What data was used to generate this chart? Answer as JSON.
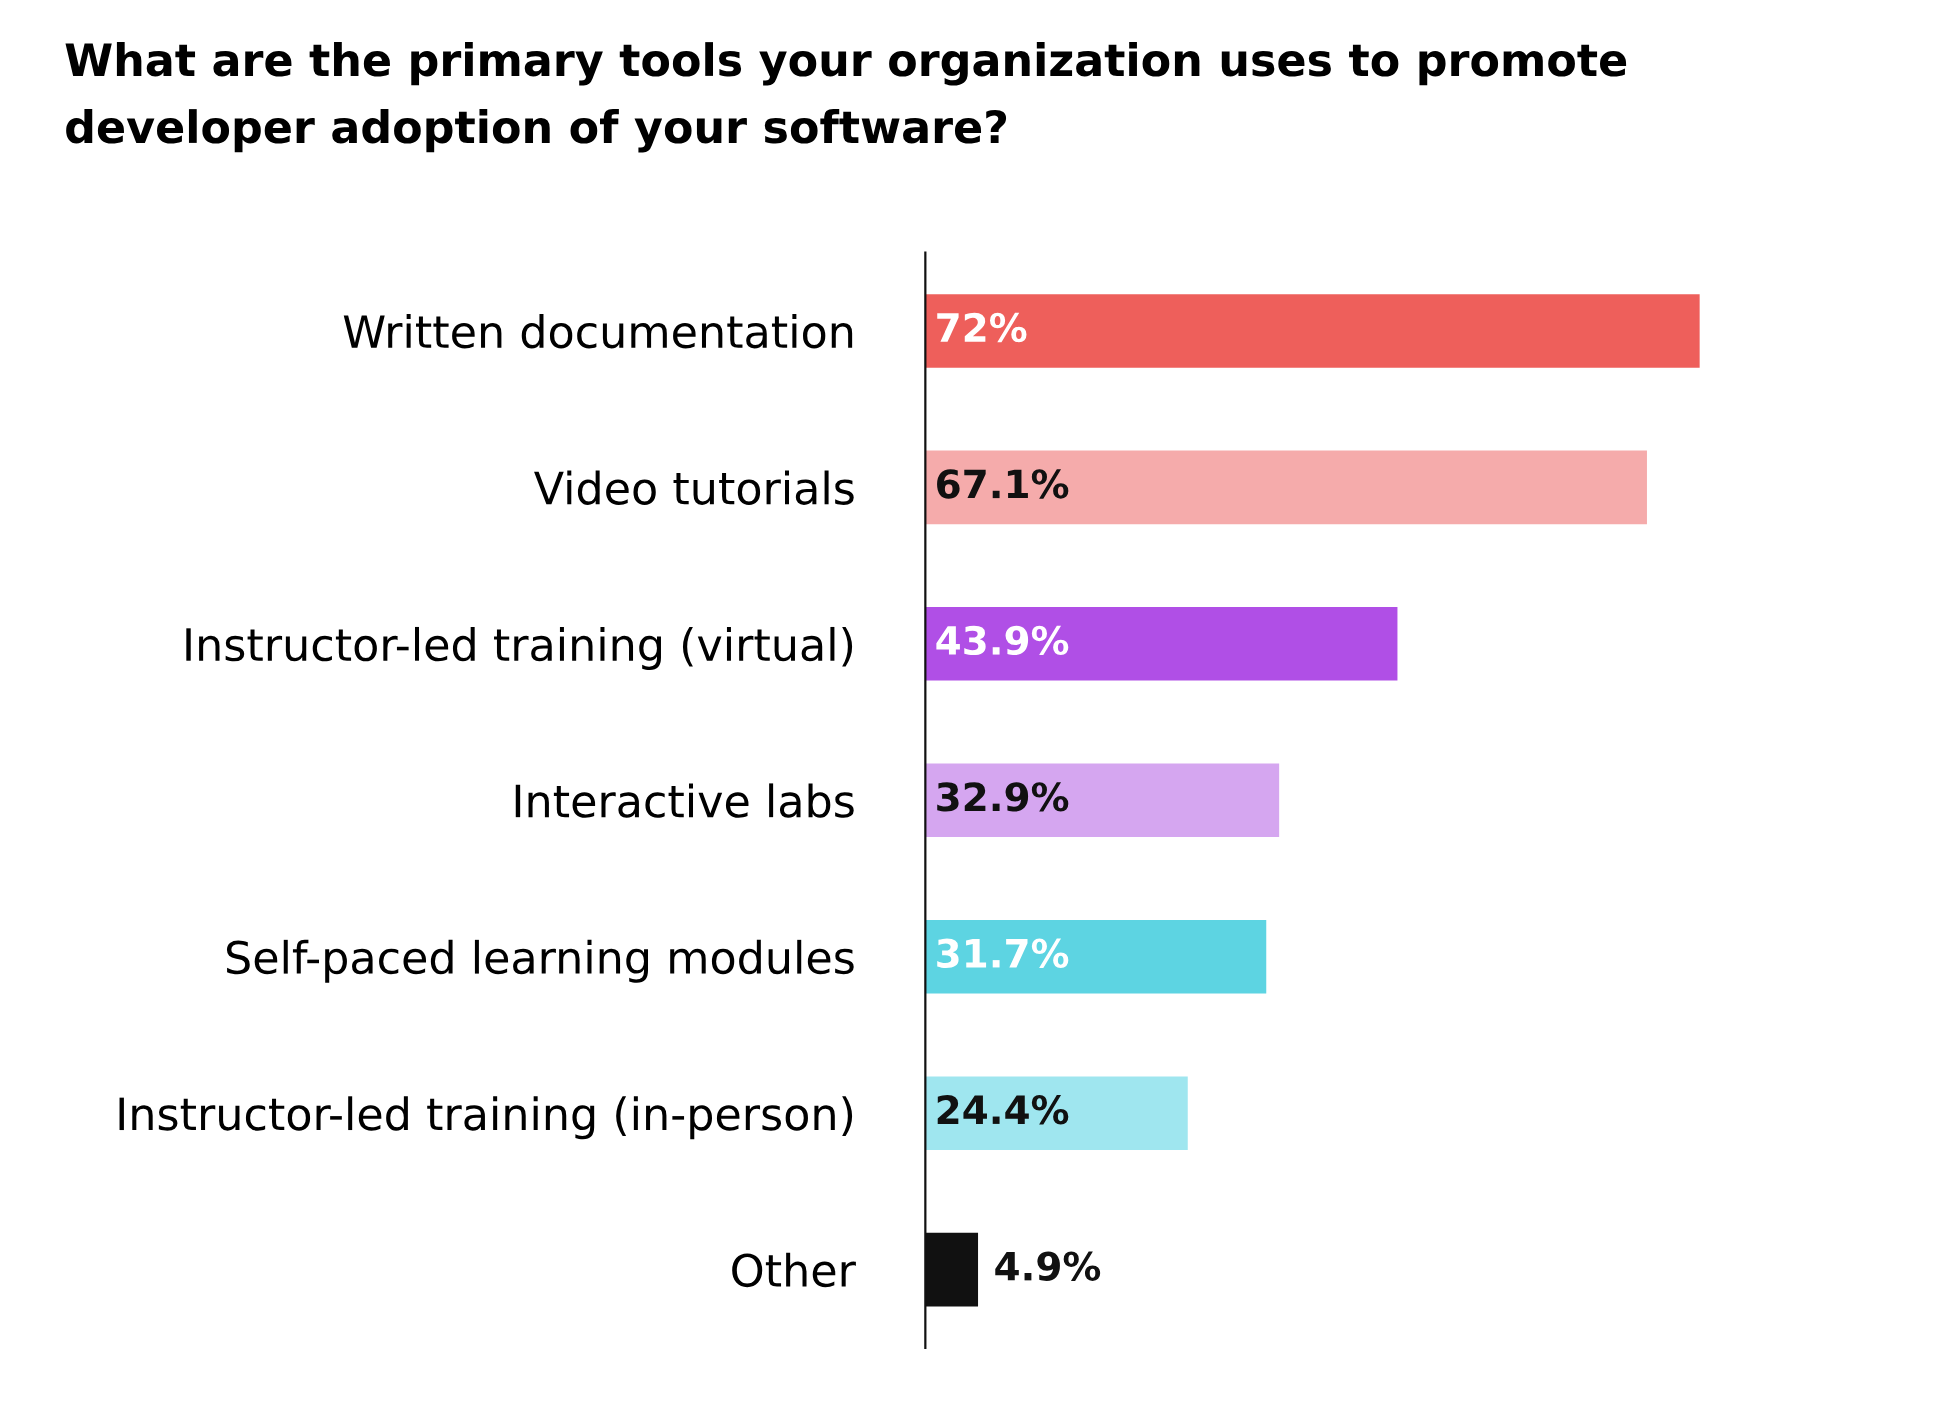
{
  "chart_data": {
    "type": "bar",
    "orientation": "horizontal",
    "title": "What are the primary tools your organization uses to promote\ndeveloper adoption of your software?",
    "categories": [
      "Written documentation",
      "Video tutorials",
      "Instructor-led training (virtual)",
      "Interactive labs",
      "Self-paced learning modules",
      "Instructor-led training (in-person)",
      "Other"
    ],
    "values": [
      72,
      67.1,
      43.9,
      32.9,
      31.7,
      24.4,
      4.9
    ],
    "colors": [
      "#ee5f5b",
      "#f5abab",
      "#b04fe6",
      "#d5a6f0",
      "#5dd4e2",
      "#9fe6ef",
      "#111111"
    ],
    "value_labels": [
      "72%",
      "67.1%",
      "43.9%",
      "32.9%",
      "31.7%",
      "24.4%",
      "4.9%"
    ],
    "grid": false,
    "legend": false
  }
}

Objective | Repeat the material above word for word and skip every image in it.

Correct response |
What data was used to generate this chart? Answer as JSON.
{
  "chart_data": {
    "type": "bar",
    "orientation": "horizontal",
    "title": "What are the primary tools your organization uses to promote\ndeveloper adoption of your software?",
    "categories": [
      "Written documentation",
      "Video tutorials",
      "Instructor-led training (virtual)",
      "Interactive labs",
      "Self-paced learning modules",
      "Instructor-led training (in-person)",
      "Other"
    ],
    "values": [
      72,
      67.1,
      43.9,
      32.9,
      31.7,
      24.4,
      4.9
    ],
    "colors": [
      "#ee5f5b",
      "#f5abab",
      "#b04fe6",
      "#d5a6f0",
      "#5dd4e2",
      "#9fe6ef",
      "#111111"
    ],
    "value_labels": [
      "72%",
      "67.1%",
      "43.9%",
      "32.9%",
      "31.7%",
      "24.4%",
      "4.9%"
    ],
    "grid": false,
    "legend": false
  }
}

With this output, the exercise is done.